Requirement: Give the count of lines in the data that include "nombres", with no other words.

-- begin --

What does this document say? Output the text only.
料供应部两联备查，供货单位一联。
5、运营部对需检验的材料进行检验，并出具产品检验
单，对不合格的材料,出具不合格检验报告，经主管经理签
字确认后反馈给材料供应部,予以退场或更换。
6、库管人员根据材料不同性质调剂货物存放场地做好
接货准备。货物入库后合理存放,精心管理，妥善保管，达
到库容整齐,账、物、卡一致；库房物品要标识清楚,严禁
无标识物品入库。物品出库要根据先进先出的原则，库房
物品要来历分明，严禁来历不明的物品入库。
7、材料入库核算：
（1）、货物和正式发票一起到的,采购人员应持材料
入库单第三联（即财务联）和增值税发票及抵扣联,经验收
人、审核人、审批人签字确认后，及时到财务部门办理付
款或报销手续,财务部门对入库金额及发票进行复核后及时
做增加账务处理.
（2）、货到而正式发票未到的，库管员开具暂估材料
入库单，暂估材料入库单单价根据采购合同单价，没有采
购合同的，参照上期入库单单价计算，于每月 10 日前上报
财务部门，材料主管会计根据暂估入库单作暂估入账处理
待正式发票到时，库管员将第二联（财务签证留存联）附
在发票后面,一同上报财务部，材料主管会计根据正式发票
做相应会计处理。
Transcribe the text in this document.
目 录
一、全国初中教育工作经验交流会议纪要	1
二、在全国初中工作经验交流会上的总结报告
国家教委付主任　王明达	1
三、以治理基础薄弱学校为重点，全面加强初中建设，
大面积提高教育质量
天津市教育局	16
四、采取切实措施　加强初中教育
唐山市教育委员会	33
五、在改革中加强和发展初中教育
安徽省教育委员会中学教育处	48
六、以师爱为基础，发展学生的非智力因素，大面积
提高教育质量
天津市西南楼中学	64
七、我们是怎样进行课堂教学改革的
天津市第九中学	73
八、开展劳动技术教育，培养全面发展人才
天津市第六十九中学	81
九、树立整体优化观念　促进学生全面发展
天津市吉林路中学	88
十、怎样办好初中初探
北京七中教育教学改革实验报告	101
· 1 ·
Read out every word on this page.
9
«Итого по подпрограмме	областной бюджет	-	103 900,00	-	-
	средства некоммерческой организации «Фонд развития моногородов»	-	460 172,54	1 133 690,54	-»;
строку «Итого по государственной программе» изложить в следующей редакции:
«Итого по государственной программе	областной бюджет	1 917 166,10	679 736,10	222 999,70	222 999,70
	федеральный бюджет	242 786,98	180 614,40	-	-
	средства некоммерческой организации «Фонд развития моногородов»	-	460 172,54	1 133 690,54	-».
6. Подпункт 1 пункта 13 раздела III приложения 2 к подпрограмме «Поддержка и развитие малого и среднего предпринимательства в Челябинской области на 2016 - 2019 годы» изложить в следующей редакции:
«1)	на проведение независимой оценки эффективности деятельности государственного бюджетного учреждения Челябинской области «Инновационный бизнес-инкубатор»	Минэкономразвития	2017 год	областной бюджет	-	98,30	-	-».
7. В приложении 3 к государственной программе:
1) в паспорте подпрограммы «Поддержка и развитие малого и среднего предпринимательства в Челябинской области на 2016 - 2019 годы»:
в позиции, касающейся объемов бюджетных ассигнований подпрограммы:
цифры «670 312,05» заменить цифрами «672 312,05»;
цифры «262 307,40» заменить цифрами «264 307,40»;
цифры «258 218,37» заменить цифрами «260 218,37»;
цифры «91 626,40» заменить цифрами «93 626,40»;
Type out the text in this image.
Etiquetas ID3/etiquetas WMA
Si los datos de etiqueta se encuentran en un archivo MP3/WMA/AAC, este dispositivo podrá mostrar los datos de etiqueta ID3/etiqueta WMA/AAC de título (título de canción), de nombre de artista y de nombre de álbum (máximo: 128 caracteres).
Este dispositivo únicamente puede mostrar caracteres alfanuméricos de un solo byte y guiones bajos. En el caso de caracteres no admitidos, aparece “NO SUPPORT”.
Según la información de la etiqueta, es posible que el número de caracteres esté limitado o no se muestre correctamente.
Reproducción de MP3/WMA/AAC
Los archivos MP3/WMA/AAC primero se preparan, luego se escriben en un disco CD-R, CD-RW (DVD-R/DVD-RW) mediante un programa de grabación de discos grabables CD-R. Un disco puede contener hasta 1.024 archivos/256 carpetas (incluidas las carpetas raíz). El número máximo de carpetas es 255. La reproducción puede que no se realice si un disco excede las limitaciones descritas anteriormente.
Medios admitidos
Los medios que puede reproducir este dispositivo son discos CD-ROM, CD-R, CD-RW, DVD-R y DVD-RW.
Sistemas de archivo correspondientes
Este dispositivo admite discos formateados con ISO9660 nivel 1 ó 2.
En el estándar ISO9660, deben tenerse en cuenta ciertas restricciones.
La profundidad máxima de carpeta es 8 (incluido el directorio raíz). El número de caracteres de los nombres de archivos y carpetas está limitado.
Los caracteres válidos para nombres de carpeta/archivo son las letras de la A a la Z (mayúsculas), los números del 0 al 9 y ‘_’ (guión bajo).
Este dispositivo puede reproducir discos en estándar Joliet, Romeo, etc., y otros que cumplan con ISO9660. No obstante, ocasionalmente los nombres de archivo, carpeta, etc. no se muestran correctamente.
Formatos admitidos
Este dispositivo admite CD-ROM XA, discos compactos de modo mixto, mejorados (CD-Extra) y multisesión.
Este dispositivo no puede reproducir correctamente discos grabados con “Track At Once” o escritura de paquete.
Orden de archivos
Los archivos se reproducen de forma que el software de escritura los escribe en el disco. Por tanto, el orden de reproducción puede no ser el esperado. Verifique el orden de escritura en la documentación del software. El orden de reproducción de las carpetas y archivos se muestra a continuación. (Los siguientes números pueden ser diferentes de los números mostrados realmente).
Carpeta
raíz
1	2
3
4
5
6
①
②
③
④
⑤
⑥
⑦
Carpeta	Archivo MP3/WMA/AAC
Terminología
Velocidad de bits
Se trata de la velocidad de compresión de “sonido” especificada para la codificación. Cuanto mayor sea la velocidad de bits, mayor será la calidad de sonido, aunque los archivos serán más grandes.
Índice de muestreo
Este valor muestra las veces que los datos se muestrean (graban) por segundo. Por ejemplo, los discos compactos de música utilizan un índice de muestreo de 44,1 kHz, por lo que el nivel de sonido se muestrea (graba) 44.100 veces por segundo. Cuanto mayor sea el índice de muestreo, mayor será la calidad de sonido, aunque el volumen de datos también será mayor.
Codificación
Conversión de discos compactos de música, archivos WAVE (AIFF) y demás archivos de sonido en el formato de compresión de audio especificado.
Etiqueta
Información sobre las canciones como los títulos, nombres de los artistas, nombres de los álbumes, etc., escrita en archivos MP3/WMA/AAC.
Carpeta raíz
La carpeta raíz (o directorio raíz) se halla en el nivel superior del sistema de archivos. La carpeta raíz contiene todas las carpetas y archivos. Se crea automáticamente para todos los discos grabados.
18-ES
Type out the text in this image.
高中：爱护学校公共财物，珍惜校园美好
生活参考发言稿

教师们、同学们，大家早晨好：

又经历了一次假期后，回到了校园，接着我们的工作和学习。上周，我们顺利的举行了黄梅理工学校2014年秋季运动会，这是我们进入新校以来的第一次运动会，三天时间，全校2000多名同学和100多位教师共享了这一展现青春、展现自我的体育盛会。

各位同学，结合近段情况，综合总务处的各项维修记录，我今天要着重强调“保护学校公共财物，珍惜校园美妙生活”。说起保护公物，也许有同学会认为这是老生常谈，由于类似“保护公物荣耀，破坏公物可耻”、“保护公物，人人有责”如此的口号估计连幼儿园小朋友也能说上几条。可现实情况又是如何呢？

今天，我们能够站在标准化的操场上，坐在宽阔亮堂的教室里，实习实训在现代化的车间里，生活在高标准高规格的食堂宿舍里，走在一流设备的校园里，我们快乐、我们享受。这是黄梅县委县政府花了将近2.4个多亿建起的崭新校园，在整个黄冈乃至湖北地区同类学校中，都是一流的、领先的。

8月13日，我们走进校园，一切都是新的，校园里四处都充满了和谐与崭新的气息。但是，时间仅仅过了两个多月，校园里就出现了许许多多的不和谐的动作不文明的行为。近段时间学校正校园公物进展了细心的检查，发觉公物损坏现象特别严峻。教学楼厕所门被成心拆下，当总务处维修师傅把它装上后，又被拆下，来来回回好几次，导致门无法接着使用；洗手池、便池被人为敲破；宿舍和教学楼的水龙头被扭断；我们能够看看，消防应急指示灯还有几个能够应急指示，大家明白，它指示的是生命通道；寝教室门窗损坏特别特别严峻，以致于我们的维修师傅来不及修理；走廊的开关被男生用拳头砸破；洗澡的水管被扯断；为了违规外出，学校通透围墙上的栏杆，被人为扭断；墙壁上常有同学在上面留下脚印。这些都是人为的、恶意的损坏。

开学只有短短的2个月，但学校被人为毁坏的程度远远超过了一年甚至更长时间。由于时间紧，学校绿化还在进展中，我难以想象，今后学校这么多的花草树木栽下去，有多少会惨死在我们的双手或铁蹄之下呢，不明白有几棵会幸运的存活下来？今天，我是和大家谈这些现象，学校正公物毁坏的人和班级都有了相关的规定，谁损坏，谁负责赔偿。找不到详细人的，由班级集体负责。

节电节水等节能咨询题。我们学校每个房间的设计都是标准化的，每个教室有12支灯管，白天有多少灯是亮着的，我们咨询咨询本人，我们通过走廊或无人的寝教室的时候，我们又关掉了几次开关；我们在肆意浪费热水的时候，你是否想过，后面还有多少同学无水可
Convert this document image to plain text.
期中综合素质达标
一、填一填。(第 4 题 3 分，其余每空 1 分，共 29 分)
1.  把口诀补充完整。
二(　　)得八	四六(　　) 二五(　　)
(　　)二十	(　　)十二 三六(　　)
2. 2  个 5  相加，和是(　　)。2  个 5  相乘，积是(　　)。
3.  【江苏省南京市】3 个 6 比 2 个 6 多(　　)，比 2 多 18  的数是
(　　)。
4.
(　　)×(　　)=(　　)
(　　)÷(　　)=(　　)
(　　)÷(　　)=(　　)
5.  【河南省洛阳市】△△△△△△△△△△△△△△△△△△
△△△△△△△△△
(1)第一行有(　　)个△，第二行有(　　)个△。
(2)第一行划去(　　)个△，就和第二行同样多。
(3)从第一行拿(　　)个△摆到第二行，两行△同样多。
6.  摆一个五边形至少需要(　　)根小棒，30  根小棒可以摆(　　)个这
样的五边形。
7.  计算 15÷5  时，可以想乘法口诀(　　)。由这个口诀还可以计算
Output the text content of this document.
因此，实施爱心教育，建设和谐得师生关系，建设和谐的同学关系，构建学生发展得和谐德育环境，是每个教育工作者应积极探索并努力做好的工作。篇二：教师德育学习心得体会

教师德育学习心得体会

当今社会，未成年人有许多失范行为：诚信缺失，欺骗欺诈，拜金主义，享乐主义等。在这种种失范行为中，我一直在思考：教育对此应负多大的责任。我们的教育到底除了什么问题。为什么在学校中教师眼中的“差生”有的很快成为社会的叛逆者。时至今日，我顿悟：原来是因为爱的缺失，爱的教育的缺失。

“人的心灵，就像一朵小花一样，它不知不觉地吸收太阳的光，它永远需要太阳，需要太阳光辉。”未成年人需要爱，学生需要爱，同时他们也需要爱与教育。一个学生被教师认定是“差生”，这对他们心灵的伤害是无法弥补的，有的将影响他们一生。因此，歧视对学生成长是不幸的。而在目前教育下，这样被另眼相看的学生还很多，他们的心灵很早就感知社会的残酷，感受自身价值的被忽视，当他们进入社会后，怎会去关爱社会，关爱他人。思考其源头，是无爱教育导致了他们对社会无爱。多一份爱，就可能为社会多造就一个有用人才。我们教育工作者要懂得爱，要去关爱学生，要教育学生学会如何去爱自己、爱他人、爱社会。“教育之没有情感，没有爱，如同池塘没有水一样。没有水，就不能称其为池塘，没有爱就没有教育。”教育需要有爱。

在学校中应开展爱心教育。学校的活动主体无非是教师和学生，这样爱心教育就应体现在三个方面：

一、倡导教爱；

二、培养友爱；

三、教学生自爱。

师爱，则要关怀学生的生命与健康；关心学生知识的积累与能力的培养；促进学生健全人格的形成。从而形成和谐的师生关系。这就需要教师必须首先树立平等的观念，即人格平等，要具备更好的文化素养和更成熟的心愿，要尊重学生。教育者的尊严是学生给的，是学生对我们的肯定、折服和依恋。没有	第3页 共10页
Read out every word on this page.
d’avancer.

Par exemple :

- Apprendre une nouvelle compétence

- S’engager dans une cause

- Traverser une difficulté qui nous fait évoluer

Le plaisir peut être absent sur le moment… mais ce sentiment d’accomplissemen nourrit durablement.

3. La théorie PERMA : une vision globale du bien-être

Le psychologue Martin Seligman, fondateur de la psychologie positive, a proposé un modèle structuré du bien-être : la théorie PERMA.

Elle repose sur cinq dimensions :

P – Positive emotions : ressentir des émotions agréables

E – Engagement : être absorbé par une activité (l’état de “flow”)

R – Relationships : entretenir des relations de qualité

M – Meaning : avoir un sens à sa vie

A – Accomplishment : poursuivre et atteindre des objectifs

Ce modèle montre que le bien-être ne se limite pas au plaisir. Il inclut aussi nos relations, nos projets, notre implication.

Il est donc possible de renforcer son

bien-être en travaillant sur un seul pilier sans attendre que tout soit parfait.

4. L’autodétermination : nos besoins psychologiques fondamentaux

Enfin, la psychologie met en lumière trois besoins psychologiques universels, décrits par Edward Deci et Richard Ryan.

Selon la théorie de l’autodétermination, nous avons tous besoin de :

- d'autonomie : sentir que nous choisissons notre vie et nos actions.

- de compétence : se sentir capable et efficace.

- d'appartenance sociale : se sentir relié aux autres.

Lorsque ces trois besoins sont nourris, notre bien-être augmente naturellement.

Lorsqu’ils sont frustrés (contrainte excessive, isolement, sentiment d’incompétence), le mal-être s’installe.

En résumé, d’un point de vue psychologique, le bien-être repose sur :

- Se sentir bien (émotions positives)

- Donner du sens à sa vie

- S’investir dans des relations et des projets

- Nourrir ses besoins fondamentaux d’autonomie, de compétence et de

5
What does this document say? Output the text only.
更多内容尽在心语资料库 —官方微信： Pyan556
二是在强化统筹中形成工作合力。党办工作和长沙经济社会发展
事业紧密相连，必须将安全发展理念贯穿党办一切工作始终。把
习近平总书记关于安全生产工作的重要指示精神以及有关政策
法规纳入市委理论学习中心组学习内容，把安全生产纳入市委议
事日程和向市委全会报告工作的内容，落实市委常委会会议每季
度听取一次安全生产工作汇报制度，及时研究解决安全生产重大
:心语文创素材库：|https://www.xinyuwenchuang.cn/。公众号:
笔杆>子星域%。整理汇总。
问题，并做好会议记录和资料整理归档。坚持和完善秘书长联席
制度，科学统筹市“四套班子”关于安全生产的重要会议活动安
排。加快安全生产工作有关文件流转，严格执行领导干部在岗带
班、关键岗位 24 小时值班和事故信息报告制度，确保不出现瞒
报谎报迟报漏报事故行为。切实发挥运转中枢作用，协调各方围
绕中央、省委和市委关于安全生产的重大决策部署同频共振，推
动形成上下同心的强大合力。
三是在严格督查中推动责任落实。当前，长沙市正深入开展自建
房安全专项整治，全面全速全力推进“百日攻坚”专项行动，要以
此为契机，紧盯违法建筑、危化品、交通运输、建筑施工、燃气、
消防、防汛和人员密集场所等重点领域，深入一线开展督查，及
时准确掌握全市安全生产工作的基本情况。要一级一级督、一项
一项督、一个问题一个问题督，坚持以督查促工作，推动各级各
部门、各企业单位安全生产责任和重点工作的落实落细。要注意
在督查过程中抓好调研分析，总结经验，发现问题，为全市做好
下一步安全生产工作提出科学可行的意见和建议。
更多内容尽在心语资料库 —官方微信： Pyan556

-- end --

In response: 4